WHAT THE EXERCISE ASKS:
What follows is a set of entries. Repeat them exactly, but not their pictures.

DATA SUPPLIED:

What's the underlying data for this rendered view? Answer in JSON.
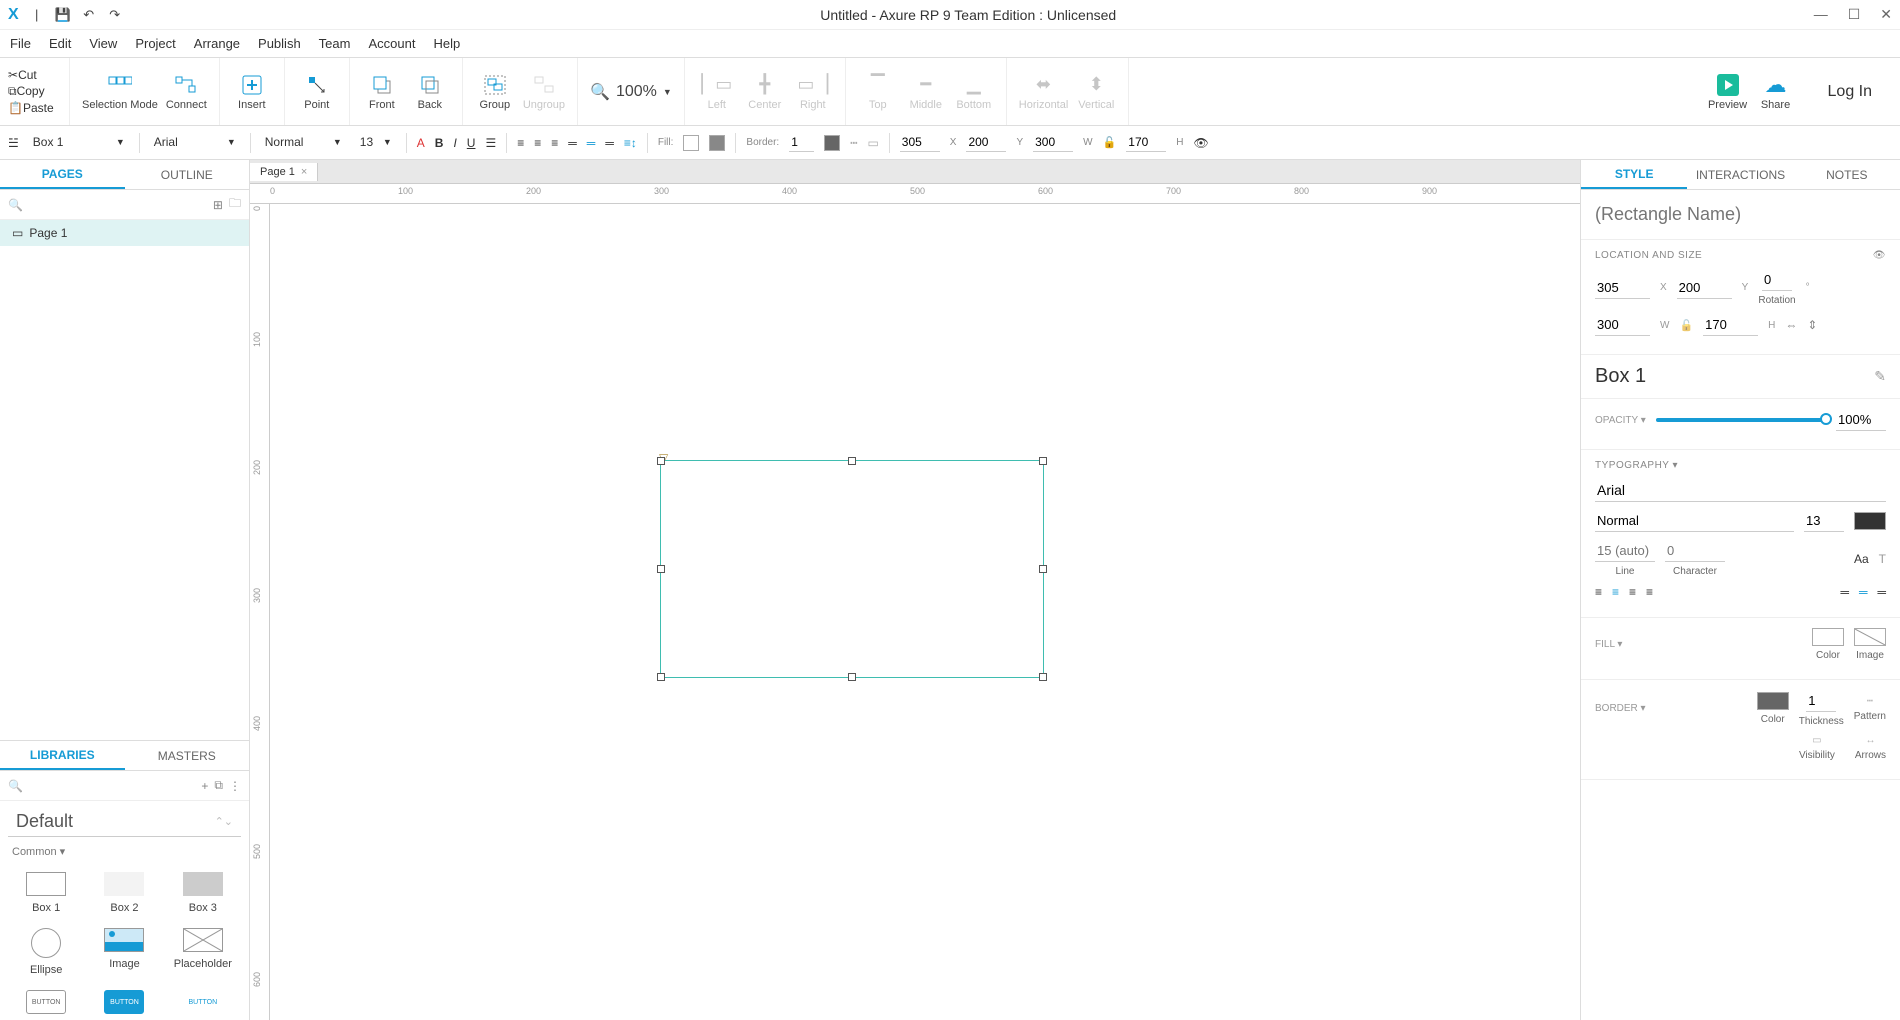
{
  "titlebar": {
    "title": "Untitled - Axure RP 9 Team Edition : Unlicensed"
  },
  "quickbar": {
    "cut": "Cut",
    "copy": "Copy",
    "paste": "Paste"
  },
  "menu": {
    "file": "File",
    "edit": "Edit",
    "view": "View",
    "project": "Project",
    "arrange": "Arrange",
    "publish": "Publish",
    "team": "Team",
    "account": "Account",
    "help": "Help"
  },
  "toolbar": {
    "selection_mode": "Selection Mode",
    "connect": "Connect",
    "insert": "Insert",
    "point": "Point",
    "front": "Front",
    "back": "Back",
    "group": "Group",
    "ungroup": "Ungroup",
    "zoom": "100%",
    "left": "Left",
    "center": "Center",
    "right": "Right",
    "top": "Top",
    "middle": "Middle",
    "bottom": "Bottom",
    "horizontal": "Horizontal",
    "vertical": "Vertical",
    "preview": "Preview",
    "share": "Share",
    "login": "Log In"
  },
  "optbar": {
    "widget_style": "Box 1",
    "font": "Arial",
    "typeface": "Normal",
    "font_size": "13",
    "fill_label": "Fill:",
    "border_label": "Border:",
    "border_w": "1",
    "x": "305",
    "y": "200",
    "w": "300",
    "h": "170"
  },
  "left_panel": {
    "tab_pages": "PAGES",
    "tab_outline": "OUTLINE",
    "page1": "Page 1",
    "tab_libraries": "LIBRARIES",
    "tab_masters": "MASTERS",
    "lib_name": "Default",
    "lib_group": "Common ▾",
    "items": {
      "box1": "Box 1",
      "box2": "Box 2",
      "box3": "Box 3",
      "ellipse": "Ellipse",
      "image": "Image",
      "placeholder": "Placeholder",
      "button": "BUTTON"
    }
  },
  "canvas": {
    "tab": "Page 1"
  },
  "right_panel": {
    "tab_style": "STYLE",
    "tab_interactions": "INTERACTIONS",
    "tab_notes": "NOTES",
    "name_placeholder": "(Rectangle Name)",
    "loc_label": "LOCATION AND SIZE",
    "x": "305",
    "y": "200",
    "rot": "0",
    "rot_label": "Rotation",
    "w": "300",
    "h": "170",
    "widget_style": "Box 1",
    "opacity_label": "OPACITY ▾",
    "opacity": "100%",
    "typo_label": "TYPOGRAPHY ▾",
    "font": "Arial",
    "typeface": "Normal",
    "font_size": "13",
    "line_ph": "15 (auto)",
    "char_ph": "0",
    "line_label": "Line",
    "char_label": "Character",
    "fill_label": "FILL ▾",
    "fill_color": "Color",
    "fill_image": "Image",
    "border_section": "BORDER ▾",
    "border_color": "Color",
    "border_thick": "1",
    "border_thick_label": "Thickness",
    "border_pattern": "Pattern",
    "visibility": "Visibility",
    "arrows": "Arrows"
  }
}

THE ANSWER:
What's the underlying data for this rendered view? Answer in JSON.
{
  "titlebar": {
    "title": "Untitled - Axure RP 9 Team Edition : Unlicensed"
  },
  "quickbar": {
    "cut": "Cut",
    "copy": "Copy",
    "paste": "Paste"
  },
  "menu": {
    "file": "File",
    "edit": "Edit",
    "view": "View",
    "project": "Project",
    "arrange": "Arrange",
    "publish": "Publish",
    "team": "Team",
    "account": "Account",
    "help": "Help"
  },
  "toolbar": {
    "selection_mode": "Selection Mode",
    "connect": "Connect",
    "insert": "Insert",
    "point": "Point",
    "front": "Front",
    "back": "Back",
    "group": "Group",
    "ungroup": "Ungroup",
    "zoom": "100%",
    "left": "Left",
    "center": "Center",
    "right": "Right",
    "top": "Top",
    "middle": "Middle",
    "bottom": "Bottom",
    "horizontal": "Horizontal",
    "vertical": "Vertical",
    "preview": "Preview",
    "share": "Share",
    "login": "Log In"
  },
  "optbar": {
    "widget_style": "Box 1",
    "font": "Arial",
    "typeface": "Normal",
    "font_size": "13",
    "fill_label": "Fill:",
    "border_label": "Border:",
    "border_w": "1",
    "x": "305",
    "y": "200",
    "w": "300",
    "h": "170"
  },
  "left_panel": {
    "tab_pages": "PAGES",
    "tab_outline": "OUTLINE",
    "page1": "Page 1",
    "tab_libraries": "LIBRARIES",
    "tab_masters": "MASTERS",
    "lib_name": "Default",
    "lib_group": "Common ▾",
    "items": {
      "box1": "Box 1",
      "box2": "Box 2",
      "box3": "Box 3",
      "ellipse": "Ellipse",
      "image": "Image",
      "placeholder": "Placeholder",
      "button": "BUTTON"
    }
  },
  "canvas": {
    "tab": "Page 1"
  },
  "right_panel": {
    "tab_style": "STYLE",
    "tab_interactions": "INTERACTIONS",
    "tab_notes": "NOTES",
    "name_placeholder": "(Rectangle Name)",
    "loc_label": "LOCATION AND SIZE",
    "x": "305",
    "y": "200",
    "rot": "0",
    "rot_label": "Rotation",
    "w": "300",
    "h": "170",
    "widget_style": "Box 1",
    "opacity_label": "OPACITY ▾",
    "opacity": "100%",
    "typo_label": "TYPOGRAPHY ▾",
    "font": "Arial",
    "typeface": "Normal",
    "font_size": "13",
    "line_ph": "15 (auto)",
    "char_ph": "0",
    "line_label": "Line",
    "char_label": "Character",
    "fill_label": "FILL ▾",
    "fill_color": "Color",
    "fill_image": "Image",
    "border_section": "BORDER ▾",
    "border_color": "Color",
    "border_thick": "1",
    "border_thick_label": "Thickness",
    "border_pattern": "Pattern",
    "visibility": "Visibility",
    "arrows": "Arrows"
  }
}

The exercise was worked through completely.